* start Entries supplied *

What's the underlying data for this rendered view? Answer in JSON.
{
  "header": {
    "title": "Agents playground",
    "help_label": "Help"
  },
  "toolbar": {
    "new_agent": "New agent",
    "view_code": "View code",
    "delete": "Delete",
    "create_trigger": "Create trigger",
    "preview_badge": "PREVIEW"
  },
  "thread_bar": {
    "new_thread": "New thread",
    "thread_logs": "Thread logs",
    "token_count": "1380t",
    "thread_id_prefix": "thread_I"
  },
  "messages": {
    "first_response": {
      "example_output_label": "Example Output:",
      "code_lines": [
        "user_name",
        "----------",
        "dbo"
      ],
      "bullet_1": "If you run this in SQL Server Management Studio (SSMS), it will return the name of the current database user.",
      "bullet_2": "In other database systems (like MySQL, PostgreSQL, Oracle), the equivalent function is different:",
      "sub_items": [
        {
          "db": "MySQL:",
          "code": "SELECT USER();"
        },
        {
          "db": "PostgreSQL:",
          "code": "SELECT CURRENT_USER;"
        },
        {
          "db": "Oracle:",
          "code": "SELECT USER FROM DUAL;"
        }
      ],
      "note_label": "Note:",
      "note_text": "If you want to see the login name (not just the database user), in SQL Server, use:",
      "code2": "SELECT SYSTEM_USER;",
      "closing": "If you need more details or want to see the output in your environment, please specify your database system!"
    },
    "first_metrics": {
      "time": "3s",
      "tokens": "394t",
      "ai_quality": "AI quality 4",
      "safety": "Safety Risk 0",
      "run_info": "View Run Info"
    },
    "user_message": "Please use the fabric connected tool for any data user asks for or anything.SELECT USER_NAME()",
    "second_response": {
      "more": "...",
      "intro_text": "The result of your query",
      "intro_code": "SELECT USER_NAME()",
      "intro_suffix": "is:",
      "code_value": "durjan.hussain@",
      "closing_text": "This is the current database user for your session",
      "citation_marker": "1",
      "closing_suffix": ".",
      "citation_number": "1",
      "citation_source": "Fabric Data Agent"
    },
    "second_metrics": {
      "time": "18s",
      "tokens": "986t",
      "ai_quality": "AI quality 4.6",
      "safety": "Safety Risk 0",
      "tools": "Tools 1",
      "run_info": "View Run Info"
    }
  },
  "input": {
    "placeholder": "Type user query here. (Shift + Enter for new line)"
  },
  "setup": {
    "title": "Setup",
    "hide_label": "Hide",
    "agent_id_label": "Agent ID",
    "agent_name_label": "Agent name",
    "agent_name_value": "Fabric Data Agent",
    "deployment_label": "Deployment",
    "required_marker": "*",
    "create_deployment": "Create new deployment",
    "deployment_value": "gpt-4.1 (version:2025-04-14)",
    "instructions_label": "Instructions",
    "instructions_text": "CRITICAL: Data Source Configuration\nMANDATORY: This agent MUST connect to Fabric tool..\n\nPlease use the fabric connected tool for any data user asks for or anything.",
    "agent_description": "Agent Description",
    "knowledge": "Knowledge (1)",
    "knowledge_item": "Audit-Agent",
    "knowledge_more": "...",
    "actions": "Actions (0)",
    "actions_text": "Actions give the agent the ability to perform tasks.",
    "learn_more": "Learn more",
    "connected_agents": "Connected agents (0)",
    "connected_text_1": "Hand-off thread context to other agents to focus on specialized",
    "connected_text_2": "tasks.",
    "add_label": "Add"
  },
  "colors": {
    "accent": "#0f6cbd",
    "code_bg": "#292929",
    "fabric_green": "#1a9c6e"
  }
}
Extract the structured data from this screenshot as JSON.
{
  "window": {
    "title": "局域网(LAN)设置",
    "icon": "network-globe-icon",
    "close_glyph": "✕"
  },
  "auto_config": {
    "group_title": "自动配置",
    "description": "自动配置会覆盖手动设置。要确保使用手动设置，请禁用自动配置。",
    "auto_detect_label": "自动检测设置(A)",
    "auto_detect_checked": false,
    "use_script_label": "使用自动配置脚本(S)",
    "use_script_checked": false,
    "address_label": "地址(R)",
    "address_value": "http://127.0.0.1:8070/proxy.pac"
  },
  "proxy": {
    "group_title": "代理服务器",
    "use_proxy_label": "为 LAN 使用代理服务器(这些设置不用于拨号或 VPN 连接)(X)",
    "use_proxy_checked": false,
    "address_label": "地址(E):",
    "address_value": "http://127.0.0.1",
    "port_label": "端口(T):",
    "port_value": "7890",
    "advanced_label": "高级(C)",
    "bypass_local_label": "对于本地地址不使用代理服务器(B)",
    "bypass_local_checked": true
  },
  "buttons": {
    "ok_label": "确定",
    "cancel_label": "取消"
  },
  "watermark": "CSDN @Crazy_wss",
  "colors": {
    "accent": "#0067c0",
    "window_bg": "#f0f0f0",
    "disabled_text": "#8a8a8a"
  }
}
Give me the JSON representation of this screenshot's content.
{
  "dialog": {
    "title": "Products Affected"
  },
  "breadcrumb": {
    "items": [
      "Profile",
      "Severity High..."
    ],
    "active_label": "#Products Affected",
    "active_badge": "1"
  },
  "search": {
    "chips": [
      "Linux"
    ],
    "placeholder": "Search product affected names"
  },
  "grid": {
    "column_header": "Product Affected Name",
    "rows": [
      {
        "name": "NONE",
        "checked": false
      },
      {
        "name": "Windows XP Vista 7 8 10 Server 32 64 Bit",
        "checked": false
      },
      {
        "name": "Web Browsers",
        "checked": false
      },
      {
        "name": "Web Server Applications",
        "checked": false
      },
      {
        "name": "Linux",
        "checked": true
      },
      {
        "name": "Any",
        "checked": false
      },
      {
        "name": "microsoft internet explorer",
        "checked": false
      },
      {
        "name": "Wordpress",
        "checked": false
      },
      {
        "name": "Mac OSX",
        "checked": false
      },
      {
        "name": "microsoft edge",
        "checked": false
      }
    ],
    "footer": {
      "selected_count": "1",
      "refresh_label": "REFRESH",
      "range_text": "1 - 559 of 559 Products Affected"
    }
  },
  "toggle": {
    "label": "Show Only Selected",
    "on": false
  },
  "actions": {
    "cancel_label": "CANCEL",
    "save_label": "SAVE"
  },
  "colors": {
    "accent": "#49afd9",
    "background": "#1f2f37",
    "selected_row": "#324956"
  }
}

* end Entries supplied *

**Problem details:** Across the material above, how many lines include the string "accent"? Only the number is wanted.

**Result of the exercise:** 3